**What to work on**
Extract the entries in their exact form.
** Start of Data lines **
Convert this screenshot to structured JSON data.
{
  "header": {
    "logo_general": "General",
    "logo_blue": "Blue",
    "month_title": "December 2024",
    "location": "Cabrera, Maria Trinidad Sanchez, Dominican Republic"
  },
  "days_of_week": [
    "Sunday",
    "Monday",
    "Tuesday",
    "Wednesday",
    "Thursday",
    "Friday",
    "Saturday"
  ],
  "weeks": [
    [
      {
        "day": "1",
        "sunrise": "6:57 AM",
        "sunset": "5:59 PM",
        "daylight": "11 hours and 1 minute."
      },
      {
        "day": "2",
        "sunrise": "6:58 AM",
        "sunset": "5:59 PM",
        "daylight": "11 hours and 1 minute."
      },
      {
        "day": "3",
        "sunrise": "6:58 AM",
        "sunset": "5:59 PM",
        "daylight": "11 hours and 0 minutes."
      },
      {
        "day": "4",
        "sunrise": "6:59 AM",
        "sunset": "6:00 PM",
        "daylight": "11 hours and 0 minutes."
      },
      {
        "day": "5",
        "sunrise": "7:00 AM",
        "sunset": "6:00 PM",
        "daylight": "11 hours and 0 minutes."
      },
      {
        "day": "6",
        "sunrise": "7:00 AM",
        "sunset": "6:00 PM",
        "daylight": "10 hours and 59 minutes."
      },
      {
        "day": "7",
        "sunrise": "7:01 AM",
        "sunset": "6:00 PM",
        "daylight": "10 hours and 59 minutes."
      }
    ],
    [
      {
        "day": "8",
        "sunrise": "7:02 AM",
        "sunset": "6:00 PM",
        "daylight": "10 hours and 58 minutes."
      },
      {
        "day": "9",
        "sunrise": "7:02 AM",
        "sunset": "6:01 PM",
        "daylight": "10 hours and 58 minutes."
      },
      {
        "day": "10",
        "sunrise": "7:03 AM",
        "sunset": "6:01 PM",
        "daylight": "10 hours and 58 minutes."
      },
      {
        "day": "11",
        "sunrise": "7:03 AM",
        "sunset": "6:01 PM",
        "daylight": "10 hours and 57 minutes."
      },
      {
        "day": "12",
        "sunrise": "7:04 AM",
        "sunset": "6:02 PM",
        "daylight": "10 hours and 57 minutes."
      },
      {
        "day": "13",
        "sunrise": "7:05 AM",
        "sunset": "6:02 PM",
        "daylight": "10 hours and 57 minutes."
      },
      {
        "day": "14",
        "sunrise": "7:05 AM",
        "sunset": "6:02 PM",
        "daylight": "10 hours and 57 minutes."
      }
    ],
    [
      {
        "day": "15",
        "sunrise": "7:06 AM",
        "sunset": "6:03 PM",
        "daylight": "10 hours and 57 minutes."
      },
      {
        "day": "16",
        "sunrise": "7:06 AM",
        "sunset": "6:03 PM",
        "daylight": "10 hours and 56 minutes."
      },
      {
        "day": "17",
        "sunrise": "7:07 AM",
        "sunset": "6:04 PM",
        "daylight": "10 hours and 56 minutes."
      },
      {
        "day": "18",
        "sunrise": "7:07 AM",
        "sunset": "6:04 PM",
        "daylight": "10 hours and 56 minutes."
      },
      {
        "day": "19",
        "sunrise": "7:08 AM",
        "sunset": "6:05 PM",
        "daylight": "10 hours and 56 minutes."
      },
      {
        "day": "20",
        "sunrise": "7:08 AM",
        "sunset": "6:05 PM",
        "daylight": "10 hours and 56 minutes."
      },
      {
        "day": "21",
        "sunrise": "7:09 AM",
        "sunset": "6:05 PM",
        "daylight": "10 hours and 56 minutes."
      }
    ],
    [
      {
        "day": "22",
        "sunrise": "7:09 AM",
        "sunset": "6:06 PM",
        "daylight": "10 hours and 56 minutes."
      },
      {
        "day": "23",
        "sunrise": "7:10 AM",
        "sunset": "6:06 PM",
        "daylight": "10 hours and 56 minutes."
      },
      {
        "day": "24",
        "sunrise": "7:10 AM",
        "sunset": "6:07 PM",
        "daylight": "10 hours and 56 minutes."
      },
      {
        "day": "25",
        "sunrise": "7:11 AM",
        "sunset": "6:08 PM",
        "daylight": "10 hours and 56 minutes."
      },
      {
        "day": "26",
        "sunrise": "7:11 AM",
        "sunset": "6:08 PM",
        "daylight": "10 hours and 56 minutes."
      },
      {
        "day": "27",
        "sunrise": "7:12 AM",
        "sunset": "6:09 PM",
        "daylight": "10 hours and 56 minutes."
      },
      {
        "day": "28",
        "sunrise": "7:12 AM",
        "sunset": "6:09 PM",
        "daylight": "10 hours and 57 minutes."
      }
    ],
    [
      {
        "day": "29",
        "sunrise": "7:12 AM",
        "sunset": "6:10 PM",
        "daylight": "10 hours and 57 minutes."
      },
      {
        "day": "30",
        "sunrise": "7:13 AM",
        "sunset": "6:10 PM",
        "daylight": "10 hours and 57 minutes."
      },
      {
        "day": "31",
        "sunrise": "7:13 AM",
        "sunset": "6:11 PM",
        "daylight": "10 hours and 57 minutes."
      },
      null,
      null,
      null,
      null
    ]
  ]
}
** End of Data lines **
**Written solution**
Convert this screenshot to structured JSON data.
{
  "header": {
    "logo_general": "General",
    "logo_blue": "Blue",
    "month_title": "December 2024",
    "location": "Cabrera, Maria Trinidad Sanchez, Dominican Republic"
  },
  "days_of_week": [
    "Sunday",
    "Monday",
    "Tuesday",
    "Wednesday",
    "Thursday",
    "Friday",
    "Saturday"
  ],
  "weeks": [
    [
      {
        "day": "1",
        "sunrise": "6:57 AM",
        "sunset": "5:59 PM",
        "daylight": "11 hours and 1 minute."
      },
      {
        "day": "2",
        "sunrise": "6:58 AM",
        "sunset": "5:59 PM",
        "daylight": "11 hours and 1 minute."
      },
      {
        "day": "3",
        "sunrise": "6:58 AM",
        "sunset": "5:59 PM",
        "daylight": "11 hours and 0 minutes."
      },
      {
        "day": "4",
        "sunrise": "6:59 AM",
        "sunset": "6:00 PM",
        "daylight": "11 hours and 0 minutes."
      },
      {
        "day": "5",
        "sunrise": "7:00 AM",
        "sunset": "6:00 PM",
        "daylight": "11 hours and 0 minutes."
      },
      {
        "day": "6",
        "sunrise": "7:00 AM",
        "sunset": "6:00 PM",
        "daylight": "10 hours and 59 minutes."
      },
      {
        "day": "7",
        "sunrise": "7:01 AM",
        "sunset": "6:00 PM",
        "daylight": "10 hours and 59 minutes."
      }
    ],
    [
      {
        "day": "8",
        "sunrise": "7:02 AM",
        "sunset": "6:00 PM",
        "daylight": "10 hours and 58 minutes."
      },
      {
        "day": "9",
        "sunrise": "7:02 AM",
        "sunset": "6:01 PM",
        "daylight": "10 hours and 58 minutes."
      },
      {
        "day": "10",
        "sunrise": "7:03 AM",
        "sunset": "6:01 PM",
        "daylight": "10 hours and 58 minutes."
      },
      {
        "day": "11",
        "sunrise": "7:03 AM",
        "sunset": "6:01 PM",
        "daylight": "10 hours and 57 minutes."
      },
      {
        "day": "12",
        "sunrise": "7:04 AM",
        "sunset": "6:02 PM",
        "daylight": "10 hours and 57 minutes."
      },
      {
        "day": "13",
        "sunrise": "7:05 AM",
        "sunset": "6:02 PM",
        "daylight": "10 hours and 57 minutes."
      },
      {
        "day": "14",
        "sunrise": "7:05 AM",
        "sunset": "6:02 PM",
        "daylight": "10 hours and 57 minutes."
      }
    ],
    [
      {
        "day": "15",
        "sunrise": "7:06 AM",
        "sunset": "6:03 PM",
        "daylight": "10 hours and 57 minutes."
      },
      {
        "day": "16",
        "sunrise": "7:06 AM",
        "sunset": "6:03 PM",
        "daylight": "10 hours and 56 minutes."
      },
      {
        "day": "17",
        "sunrise": "7:07 AM",
        "sunset": "6:04 PM",
        "daylight": "10 hours and 56 minutes."
      },
      {
        "day": "18",
        "sunrise": "7:07 AM",
        "sunset": "6:04 PM",
        "daylight": "10 hours and 56 minutes."
      },
      {
        "day": "19",
        "sunrise": "7:08 AM",
        "sunset": "6:05 PM",
        "daylight": "10 hours and 56 minutes."
      },
      {
        "day": "20",
        "sunrise": "7:08 AM",
        "sunset": "6:05 PM",
        "daylight": "10 hours and 56 minutes."
      },
      {
        "day": "21",
        "sunrise": "7:09 AM",
        "sunset": "6:05 PM",
        "daylight": "10 hours and 56 minutes."
      }
    ],
    [
      {
        "day": "22",
        "sunrise": "7:09 AM",
        "sunset": "6:06 PM",
        "daylight": "10 hours and 56 minutes."
      },
      {
        "day": "23",
        "sunrise": "7:10 AM",
        "sunset": "6:06 PM",
        "daylight": "10 hours and 56 minutes."
      },
      {
        "day": "24",
        "sunrise": "7:10 AM",
        "sunset": "6:07 PM",
        "daylight": "10 hours and 56 minutes."
      },
      {
        "day": "25",
        "sunrise": "7:11 AM",
        "sunset": "6:08 PM",
        "daylight": "10 hours and 56 minutes."
      },
      {
        "day": "26",
        "sunrise": "7:11 AM",
        "sunset": "6:08 PM",
        "daylight": "10 hours and 56 minutes."
      },
      {
        "day": "27",
        "sunrise": "7:12 AM",
        "sunset": "6:09 PM",
        "daylight": "10 hours and 56 minutes."
      },
      {
        "day": "28",
        "sunrise": "7:12 AM",
        "sunset": "6:09 PM",
        "daylight": "10 hours and 57 minutes."
      }
    ],
    [
      {
        "day": "29",
        "sunrise": "7:12 AM",
        "sunset": "6:10 PM",
        "daylight": "10 hours and 57 minutes."
      },
      {
        "day": "30",
        "sunrise": "7:13 AM",
        "sunset": "6:10 PM",
        "daylight": "10 hours and 57 minutes."
      },
      {
        "day": "31",
        "sunrise": "7:13 AM",
        "sunset": "6:11 PM",
        "daylight": "10 hours and 57 minutes."
      },
      null,
      null,
      null,
      null
    ]
  ]
}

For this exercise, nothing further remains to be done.